Dataset records
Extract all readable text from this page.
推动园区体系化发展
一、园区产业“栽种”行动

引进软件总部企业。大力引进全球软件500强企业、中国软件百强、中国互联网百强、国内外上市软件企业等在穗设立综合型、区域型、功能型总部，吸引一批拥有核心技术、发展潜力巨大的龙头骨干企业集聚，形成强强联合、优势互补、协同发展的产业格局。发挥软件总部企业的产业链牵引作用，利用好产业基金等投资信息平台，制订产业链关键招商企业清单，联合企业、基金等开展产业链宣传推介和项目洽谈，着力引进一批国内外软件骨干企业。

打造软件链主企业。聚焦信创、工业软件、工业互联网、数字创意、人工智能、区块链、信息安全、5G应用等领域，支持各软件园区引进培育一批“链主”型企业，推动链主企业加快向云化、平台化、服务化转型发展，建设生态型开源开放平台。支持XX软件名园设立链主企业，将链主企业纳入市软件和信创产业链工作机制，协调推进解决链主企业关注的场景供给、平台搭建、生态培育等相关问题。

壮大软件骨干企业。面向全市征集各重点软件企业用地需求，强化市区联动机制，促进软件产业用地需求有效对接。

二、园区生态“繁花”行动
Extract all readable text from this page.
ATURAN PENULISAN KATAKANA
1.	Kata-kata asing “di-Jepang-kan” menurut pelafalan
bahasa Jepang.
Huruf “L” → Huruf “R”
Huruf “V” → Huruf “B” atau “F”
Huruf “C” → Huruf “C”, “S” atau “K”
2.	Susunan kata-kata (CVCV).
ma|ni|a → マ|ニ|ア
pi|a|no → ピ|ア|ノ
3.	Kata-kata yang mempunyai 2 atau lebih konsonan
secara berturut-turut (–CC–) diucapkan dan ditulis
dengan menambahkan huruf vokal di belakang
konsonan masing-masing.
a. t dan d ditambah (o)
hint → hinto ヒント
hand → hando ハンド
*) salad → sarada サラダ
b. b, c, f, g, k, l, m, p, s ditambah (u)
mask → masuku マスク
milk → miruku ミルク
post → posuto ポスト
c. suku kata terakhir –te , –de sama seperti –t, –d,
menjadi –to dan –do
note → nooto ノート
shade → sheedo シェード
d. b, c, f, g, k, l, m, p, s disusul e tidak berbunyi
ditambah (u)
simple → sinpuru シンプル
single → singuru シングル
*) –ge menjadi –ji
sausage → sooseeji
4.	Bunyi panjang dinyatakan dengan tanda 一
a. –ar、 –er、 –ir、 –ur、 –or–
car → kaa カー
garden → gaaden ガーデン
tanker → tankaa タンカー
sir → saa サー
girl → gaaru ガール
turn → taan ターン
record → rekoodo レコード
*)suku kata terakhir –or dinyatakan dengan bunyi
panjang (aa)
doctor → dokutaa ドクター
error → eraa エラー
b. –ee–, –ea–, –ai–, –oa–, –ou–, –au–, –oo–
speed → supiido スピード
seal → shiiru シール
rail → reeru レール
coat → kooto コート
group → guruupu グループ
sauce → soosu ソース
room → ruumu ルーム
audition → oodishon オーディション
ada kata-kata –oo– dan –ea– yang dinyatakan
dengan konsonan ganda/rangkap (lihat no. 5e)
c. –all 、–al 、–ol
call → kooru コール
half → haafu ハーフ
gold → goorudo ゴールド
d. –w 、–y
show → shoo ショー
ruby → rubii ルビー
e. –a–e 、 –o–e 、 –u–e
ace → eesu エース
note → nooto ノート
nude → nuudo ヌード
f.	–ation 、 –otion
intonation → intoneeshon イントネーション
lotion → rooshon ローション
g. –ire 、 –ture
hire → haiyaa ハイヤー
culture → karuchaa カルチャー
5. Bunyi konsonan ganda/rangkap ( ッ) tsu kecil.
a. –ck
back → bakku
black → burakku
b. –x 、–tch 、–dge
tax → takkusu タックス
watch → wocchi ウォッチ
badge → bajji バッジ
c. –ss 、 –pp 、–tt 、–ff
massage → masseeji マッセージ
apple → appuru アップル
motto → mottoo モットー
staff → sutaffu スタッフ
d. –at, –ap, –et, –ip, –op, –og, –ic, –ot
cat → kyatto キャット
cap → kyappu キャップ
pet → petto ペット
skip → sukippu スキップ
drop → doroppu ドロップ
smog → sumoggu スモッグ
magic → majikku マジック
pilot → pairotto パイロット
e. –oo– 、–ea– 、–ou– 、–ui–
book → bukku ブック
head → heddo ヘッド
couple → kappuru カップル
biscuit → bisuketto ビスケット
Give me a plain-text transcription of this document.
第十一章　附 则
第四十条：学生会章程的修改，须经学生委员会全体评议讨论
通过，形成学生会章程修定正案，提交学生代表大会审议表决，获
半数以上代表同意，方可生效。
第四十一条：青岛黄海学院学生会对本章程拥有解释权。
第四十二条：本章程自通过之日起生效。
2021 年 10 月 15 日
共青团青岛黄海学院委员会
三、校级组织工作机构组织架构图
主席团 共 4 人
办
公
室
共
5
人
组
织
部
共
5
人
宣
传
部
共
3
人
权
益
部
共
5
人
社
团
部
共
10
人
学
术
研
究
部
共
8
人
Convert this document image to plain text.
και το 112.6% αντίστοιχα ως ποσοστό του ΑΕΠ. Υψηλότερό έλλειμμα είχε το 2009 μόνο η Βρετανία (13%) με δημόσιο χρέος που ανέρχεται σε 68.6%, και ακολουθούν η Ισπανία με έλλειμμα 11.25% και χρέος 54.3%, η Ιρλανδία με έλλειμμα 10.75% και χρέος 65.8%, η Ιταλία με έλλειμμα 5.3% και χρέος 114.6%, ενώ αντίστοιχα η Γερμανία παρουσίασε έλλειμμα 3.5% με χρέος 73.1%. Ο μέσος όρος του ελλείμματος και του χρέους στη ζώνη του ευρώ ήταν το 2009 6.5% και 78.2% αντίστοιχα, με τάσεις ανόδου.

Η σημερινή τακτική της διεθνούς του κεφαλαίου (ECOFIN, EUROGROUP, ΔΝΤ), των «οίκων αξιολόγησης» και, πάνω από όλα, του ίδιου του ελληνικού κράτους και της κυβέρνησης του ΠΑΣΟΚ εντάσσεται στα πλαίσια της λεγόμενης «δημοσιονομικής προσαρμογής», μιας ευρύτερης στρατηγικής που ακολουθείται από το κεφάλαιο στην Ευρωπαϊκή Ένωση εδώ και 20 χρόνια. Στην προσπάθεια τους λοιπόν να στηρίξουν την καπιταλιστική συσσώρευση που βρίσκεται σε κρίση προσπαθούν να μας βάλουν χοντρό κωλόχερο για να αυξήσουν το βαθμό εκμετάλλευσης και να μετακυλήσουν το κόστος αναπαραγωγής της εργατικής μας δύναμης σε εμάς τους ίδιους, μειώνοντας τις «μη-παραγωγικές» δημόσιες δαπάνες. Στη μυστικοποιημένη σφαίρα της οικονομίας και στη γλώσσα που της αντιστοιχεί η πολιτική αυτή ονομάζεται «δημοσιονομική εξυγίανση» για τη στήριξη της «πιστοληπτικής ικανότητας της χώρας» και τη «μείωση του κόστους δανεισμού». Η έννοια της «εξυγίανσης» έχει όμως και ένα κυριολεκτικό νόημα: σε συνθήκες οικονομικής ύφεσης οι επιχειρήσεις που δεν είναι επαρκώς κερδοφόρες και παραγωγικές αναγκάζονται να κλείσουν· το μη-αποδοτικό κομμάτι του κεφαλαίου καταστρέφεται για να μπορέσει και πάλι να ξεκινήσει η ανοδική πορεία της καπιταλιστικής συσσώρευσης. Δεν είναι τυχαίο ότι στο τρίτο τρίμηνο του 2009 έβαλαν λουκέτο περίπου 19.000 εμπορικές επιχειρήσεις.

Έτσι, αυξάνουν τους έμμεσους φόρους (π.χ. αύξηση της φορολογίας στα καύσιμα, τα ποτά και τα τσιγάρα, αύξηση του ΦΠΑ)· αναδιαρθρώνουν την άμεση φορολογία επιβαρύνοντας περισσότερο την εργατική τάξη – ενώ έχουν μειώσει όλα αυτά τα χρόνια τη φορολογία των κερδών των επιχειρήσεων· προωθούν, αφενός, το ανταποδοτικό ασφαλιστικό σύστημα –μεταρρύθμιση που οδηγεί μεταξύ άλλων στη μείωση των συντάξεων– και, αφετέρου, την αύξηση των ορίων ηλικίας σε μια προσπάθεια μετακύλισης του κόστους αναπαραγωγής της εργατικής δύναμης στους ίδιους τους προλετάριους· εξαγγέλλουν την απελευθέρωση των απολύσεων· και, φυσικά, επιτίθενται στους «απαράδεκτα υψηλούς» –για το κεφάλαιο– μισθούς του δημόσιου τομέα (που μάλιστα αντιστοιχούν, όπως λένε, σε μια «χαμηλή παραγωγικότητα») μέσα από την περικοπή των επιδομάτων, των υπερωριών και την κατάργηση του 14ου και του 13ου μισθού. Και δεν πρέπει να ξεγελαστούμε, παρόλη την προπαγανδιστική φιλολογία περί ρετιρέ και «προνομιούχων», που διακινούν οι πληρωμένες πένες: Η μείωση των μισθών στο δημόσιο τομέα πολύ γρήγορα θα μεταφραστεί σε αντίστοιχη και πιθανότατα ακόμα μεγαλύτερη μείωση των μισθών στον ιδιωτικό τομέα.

__DIRECTIVE__:
Only the count is wanted: report how many lines of the material above hold the word "ganda".

__ANSWER TO THIS EXERCISE__:
2